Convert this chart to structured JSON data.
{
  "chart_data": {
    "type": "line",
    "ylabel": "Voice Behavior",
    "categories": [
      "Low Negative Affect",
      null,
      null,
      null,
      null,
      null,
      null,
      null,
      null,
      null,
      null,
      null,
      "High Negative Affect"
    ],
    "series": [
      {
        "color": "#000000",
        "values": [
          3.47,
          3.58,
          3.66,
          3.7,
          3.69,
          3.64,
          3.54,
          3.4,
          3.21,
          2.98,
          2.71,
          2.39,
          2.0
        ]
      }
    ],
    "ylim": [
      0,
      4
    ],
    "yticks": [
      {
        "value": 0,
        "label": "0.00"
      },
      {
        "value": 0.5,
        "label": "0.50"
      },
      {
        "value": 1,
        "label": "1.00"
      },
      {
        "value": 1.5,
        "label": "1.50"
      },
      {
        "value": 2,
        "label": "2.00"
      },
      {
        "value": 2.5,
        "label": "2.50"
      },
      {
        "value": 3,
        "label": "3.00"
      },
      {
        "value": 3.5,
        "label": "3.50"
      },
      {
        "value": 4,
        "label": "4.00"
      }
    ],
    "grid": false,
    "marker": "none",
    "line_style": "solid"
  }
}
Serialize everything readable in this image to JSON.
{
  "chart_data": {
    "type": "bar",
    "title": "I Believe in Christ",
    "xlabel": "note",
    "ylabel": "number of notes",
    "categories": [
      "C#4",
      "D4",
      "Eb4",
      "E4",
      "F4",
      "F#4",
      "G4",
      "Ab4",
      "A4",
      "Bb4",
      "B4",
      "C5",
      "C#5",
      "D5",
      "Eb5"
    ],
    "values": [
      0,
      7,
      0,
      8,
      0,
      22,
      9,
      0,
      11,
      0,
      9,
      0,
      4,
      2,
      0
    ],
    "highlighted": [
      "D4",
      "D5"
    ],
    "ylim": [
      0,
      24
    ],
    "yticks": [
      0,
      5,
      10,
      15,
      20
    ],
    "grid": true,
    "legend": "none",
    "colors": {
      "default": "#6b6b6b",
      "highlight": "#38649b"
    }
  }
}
# # # # # # #
[Aim of the task]
Give back exactly the lines from the line holding "Serialize everything readable" through the last line of the listing, including both.

[Final answer]
Serialize everything readable in this image to JSON.
{
  "chart_data": {
    "type": "bar",
    "title": "I Believe in Christ",
    "xlabel": "note",
    "ylabel": "number of notes",
    "categories": [
      "C#4",
      "D4",
      "Eb4",
      "E4",
      "F4",
      "F#4",
      "G4",
      "Ab4",
      "A4",
      "Bb4",
      "B4",
      "C5",
      "C#5",
      "D5",
      "Eb5"
    ],
    "values": [
      0,
      7,
      0,
      8,
      0,
      22,
      9,
      0,
      11,
      0,
      9,
      0,
      4,
      2,
      0
    ],
    "highlighted": [
      "D4",
      "D5"
    ],
    "ylim": [
      0,
      24
    ],
    "yticks": [
      0,
      5,
      10,
      15,
      20
    ],
    "grid": true,
    "legend": "none",
    "colors": {
      "default": "#6b6b6b",
      "highlight": "#38649b"
    }
  }
}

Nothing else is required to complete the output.